**Challenge**.
Extract all of the data and reproduce it precisely.

**Exercise inputs**.
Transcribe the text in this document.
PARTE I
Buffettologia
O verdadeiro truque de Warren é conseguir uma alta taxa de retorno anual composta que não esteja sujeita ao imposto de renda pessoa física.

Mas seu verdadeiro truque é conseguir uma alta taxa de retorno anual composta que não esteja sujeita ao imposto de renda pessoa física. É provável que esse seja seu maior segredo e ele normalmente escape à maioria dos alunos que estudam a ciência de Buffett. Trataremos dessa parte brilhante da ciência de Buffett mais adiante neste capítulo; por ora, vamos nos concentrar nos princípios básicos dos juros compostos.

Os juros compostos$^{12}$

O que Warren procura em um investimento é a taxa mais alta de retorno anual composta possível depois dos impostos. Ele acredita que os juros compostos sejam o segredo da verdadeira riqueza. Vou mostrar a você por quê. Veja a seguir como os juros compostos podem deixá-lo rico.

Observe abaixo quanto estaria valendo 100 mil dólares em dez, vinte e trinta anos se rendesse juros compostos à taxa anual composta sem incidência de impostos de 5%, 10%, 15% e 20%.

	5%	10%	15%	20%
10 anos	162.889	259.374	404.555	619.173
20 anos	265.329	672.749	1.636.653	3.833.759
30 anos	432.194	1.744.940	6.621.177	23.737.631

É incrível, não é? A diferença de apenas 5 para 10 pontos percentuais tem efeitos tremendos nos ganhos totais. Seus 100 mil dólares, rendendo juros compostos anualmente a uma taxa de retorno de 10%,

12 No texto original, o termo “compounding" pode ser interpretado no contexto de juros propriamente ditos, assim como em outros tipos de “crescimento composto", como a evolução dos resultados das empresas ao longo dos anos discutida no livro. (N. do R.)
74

**Answer for the task**.
Transcribe the text in this document.
PARTE I
Buffettologia
O verdadeiro truque de Warren é conseguir uma alta taxa de retorno anual composta que não esteja sujeita ao imposto de renda pessoa física.

Mas seu verdadeiro truque é conseguir uma alta taxa de retorno anual composta que não esteja sujeita ao imposto de renda pessoa física. É provável que esse seja seu maior segredo e ele normalmente escape à maioria dos alunos que estudam a ciência de Buffett. Trataremos dessa parte brilhante da ciência de Buffett mais adiante neste capítulo; por ora, vamos nos concentrar nos princípios básicos dos juros compostos.

Os juros compostos$^{12}$

O que Warren procura em um investimento é a taxa mais alta de retorno anual composta possível depois dos impostos. Ele acredita que os juros compostos sejam o segredo da verdadeira riqueza. Vou mostrar a você por quê. Veja a seguir como os juros compostos podem deixá-lo rico.

Observe abaixo quanto estaria valendo 100 mil dólares em dez, vinte e trinta anos se rendesse juros compostos à taxa anual composta sem incidência de impostos de 5%, 10%, 15% e 20%.

	5%	10%	15%	20%
10 anos	162.889	259.374	404.555	619.173
20 anos	265.329	672.749	1.636.653	3.833.759
30 anos	432.194	1.744.940	6.621.177	23.737.631

É incrível, não é? A diferença de apenas 5 para 10 pontos percentuais tem efeitos tremendos nos ganhos totais. Seus 100 mil dólares, rendendo juros compostos anualmente a uma taxa de retorno de 10%,

12 No texto original, o termo “compounding" pode ser interpretado no contexto de juros propriamente ditos, assim como em outros tipos de “crescimento composto", como a evolução dos resultados das empresas ao longo dos anos discutida no livro. (N. do R.)
74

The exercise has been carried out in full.